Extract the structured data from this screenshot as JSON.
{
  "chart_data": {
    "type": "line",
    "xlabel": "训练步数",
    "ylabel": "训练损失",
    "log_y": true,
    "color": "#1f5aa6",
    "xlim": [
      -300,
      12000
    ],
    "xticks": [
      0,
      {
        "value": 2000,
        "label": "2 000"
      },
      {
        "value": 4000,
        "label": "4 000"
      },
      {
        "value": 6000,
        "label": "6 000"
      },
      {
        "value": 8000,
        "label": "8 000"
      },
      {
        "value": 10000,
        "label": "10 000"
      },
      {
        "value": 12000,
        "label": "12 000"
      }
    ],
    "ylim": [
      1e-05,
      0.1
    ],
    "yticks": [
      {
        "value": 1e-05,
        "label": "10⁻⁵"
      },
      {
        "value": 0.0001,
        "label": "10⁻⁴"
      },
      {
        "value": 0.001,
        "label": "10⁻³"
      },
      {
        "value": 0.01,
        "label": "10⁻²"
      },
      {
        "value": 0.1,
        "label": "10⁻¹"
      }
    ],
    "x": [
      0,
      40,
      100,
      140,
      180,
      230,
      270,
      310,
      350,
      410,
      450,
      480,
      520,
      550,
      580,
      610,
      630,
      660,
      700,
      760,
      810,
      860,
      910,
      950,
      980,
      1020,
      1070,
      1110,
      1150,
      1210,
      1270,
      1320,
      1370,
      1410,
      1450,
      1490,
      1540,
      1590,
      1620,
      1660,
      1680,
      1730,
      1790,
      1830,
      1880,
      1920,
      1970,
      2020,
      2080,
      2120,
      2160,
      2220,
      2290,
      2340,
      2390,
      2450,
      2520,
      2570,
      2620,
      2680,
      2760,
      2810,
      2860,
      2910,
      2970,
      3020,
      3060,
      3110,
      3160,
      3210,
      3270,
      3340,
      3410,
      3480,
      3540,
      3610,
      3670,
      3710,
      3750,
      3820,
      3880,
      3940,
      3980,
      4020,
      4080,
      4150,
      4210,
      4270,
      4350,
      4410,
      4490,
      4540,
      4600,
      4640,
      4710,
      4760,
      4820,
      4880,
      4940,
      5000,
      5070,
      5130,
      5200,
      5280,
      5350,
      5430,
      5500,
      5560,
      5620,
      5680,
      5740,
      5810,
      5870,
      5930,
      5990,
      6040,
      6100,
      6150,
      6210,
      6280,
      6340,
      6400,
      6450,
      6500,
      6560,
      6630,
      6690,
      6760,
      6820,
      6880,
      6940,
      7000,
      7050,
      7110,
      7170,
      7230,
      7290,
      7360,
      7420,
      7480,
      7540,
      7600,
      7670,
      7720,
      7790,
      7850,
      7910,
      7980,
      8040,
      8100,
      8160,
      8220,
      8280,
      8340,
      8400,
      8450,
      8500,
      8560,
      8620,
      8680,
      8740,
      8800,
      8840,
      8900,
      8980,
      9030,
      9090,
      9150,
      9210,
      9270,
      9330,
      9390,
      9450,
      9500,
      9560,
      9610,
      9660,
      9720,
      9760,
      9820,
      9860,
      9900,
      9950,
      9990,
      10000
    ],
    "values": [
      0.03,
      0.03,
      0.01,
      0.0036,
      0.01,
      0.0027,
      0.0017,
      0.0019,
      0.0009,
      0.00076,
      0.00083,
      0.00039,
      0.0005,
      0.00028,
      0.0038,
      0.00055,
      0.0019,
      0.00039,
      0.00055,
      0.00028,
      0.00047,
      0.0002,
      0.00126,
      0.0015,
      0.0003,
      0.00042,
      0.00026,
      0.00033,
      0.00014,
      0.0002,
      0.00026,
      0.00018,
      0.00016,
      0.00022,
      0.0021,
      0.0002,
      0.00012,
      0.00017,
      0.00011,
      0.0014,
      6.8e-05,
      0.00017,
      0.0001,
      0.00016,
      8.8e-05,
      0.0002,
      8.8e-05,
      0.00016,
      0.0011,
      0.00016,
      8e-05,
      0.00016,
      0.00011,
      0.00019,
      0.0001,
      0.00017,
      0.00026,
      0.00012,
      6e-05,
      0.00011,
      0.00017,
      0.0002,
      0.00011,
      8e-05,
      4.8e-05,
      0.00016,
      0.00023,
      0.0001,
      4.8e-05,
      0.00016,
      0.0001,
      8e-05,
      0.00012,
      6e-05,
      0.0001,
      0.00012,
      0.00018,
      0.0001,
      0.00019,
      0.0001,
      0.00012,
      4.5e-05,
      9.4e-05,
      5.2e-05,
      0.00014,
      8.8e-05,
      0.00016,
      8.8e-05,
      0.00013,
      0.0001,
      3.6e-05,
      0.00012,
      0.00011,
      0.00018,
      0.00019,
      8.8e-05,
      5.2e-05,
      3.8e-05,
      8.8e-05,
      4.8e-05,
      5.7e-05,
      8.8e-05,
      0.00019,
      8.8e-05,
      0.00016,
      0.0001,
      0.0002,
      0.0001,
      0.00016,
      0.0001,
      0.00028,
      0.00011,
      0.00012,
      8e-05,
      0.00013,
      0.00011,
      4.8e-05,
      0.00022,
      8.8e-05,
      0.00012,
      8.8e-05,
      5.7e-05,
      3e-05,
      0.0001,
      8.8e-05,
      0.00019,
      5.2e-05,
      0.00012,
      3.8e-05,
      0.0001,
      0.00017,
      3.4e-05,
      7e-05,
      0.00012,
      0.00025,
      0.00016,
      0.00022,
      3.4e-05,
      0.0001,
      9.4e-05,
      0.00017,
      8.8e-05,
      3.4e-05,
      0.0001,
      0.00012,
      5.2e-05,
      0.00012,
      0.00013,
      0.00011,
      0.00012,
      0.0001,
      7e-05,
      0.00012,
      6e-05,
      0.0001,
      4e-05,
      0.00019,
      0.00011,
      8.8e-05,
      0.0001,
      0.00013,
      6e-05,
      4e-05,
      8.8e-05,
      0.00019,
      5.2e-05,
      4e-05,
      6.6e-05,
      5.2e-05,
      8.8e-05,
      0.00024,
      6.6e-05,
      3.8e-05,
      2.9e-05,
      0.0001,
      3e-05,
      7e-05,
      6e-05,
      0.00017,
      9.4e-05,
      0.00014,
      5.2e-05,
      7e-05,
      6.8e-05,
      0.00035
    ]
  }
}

──────────────────────────────

## Problem to work on
Each line above must be printed exactly as it appears.

## The solution
Extract the structured data from this screenshot as JSON.
{
  "chart_data": {
    "type": "line",
    "xlabel": "训练步数",
    "ylabel": "训练损失",
    "log_y": true,
    "color": "#1f5aa6",
    "xlim": [
      -300,
      12000
    ],
    "xticks": [
      0,
      {
        "value": 2000,
        "label": "2 000"
      },
      {
        "value": 4000,
        "label": "4 000"
      },
      {
        "value": 6000,
        "label": "6 000"
      },
      {
        "value": 8000,
        "label": "8 000"
      },
      {
        "value": 10000,
        "label": "10 000"
      },
      {
        "value": 12000,
        "label": "12 000"
      }
    ],
    "ylim": [
      1e-05,
      0.1
    ],
    "yticks": [
      {
        "value": 1e-05,
        "label": "10⁻⁵"
      },
      {
        "value": 0.0001,
        "label": "10⁻⁴"
      },
      {
        "value": 0.001,
        "label": "10⁻³"
      },
      {
        "value": 0.01,
        "label": "10⁻²"
      },
      {
        "value": 0.1,
        "label": "10⁻¹"
      }
    ],
    "x": [
      0,
      40,
      100,
      140,
      180,
      230,
      270,
      310,
      350,
      410,
      450,
      480,
      520,
      550,
      580,
      610,
      630,
      660,
      700,
      760,
      810,
      860,
      910,
      950,
      980,
      1020,
      1070,
      1110,
      1150,
      1210,
      1270,
      1320,
      1370,
      1410,
      1450,
      1490,
      1540,
      1590,
      1620,
      1660,
      1680,
      1730,
      1790,
      1830,
      1880,
      1920,
      1970,
      2020,
      2080,
      2120,
      2160,
      2220,
      2290,
      2340,
      2390,
      2450,
      2520,
      2570,
      2620,
      2680,
      2760,
      2810,
      2860,
      2910,
      2970,
      3020,
      3060,
      3110,
      3160,
      3210,
      3270,
      3340,
      3410,
      3480,
      3540,
      3610,
      3670,
      3710,
      3750,
      3820,
      3880,
      3940,
      3980,
      4020,
      4080,
      4150,
      4210,
      4270,
      4350,
      4410,
      4490,
      4540,
      4600,
      4640,
      4710,
      4760,
      4820,
      4880,
      4940,
      5000,
      5070,
      5130,
      5200,
      5280,
      5350,
      5430,
      5500,
      5560,
      5620,
      5680,
      5740,
      5810,
      5870,
      5930,
      5990,
      6040,
      6100,
      6150,
      6210,
      6280,
      6340,
      6400,
      6450,
      6500,
      6560,
      6630,
      6690,
      6760,
      6820,
      6880,
      6940,
      7000,
      7050,
      7110,
      7170,
      7230,
      7290,
      7360,
      7420,
      7480,
      7540,
      7600,
      7670,
      7720,
      7790,
      7850,
      7910,
      7980,
      8040,
      8100,
      8160,
      8220,
      8280,
      8340,
      8400,
      8450,
      8500,
      8560,
      8620,
      8680,
      8740,
      8800,
      8840,
      8900,
      8980,
      9030,
      9090,
      9150,
      9210,
      9270,
      9330,
      9390,
      9450,
      9500,
      9560,
      9610,
      9660,
      9720,
      9760,
      9820,
      9860,
      9900,
      9950,
      9990,
      10000
    ],
    "values": [
      0.03,
      0.03,
      0.01,
      0.0036,
      0.01,
      0.0027,
      0.0017,
      0.0019,
      0.0009,
      0.00076,
      0.00083,
      0.00039,
      0.0005,
      0.00028,
      0.0038,
      0.00055,
      0.0019,
      0.00039,
      0.00055,
      0.00028,
      0.00047,
      0.0002,
      0.00126,
      0.0015,
      0.0003,
      0.00042,
      0.00026,
      0.00033,
      0.00014,
      0.0002,
      0.00026,
      0.00018,
      0.00016,
      0.00022,
      0.0021,
      0.0002,
      0.00012,
      0.00017,
      0.00011,
      0.0014,
      6.8e-05,
      0.00017,
      0.0001,
      0.00016,
      8.8e-05,
      0.0002,
      8.8e-05,
      0.00016,
      0.0011,
      0.00016,
      8e-05,
      0.00016,
      0.00011,
      0.00019,
      0.0001,
      0.00017,
      0.00026,
      0.00012,
      6e-05,
      0.00011,
      0.00017,
      0.0002,
      0.00011,
      8e-05,
      4.8e-05,
      0.00016,
      0.00023,
      0.0001,
      4.8e-05,
      0.00016,
      0.0001,
      8e-05,
      0.00012,
      6e-05,
      0.0001,
      0.00012,
      0.00018,
      0.0001,
      0.00019,
      0.0001,
      0.00012,
      4.5e-05,
      9.4e-05,
      5.2e-05,
      0.00014,
      8.8e-05,
      0.00016,
      8.8e-05,
      0.00013,
      0.0001,
      3.6e-05,
      0.00012,
      0.00011,
      0.00018,
      0.00019,
      8.8e-05,
      5.2e-05,
      3.8e-05,
      8.8e-05,
      4.8e-05,
      5.7e-05,
      8.8e-05,
      0.00019,
      8.8e-05,
      0.00016,
      0.0001,
      0.0002,
      0.0001,
      0.00016,
      0.0001,
      0.00028,
      0.00011,
      0.00012,
      8e-05,
      0.00013,
      0.00011,
      4.8e-05,
      0.00022,
      8.8e-05,
      0.00012,
      8.8e-05,
      5.7e-05,
      3e-05,
      0.0001,
      8.8e-05,
      0.00019,
      5.2e-05,
      0.00012,
      3.8e-05,
      0.0001,
      0.00017,
      3.4e-05,
      7e-05,
      0.00012,
      0.00025,
      0.00016,
      0.00022,
      3.4e-05,
      0.0001,
      9.4e-05,
      0.00017,
      8.8e-05,
      3.4e-05,
      0.0001,
      0.00012,
      5.2e-05,
      0.00012,
      0.00013,
      0.00011,
      0.00012,
      0.0001,
      7e-05,
      0.00012,
      6e-05,
      0.0001,
      4e-05,
      0.00019,
      0.00011,
      8.8e-05,
      0.0001,
      0.00013,
      6e-05,
      4e-05,
      8.8e-05,
      0.00019,
      5.2e-05,
      4e-05,
      6.6e-05,
      5.2e-05,
      8.8e-05,
      0.00024,
      6.6e-05,
      3.8e-05,
      2.9e-05,
      0.0001,
      3e-05,
      7e-05,
      6e-05,
      0.00017,
      9.4e-05,
      0.00014,
      5.2e-05,
      7e-05,
      6.8e-05,
      0.00035
    ]
  }
}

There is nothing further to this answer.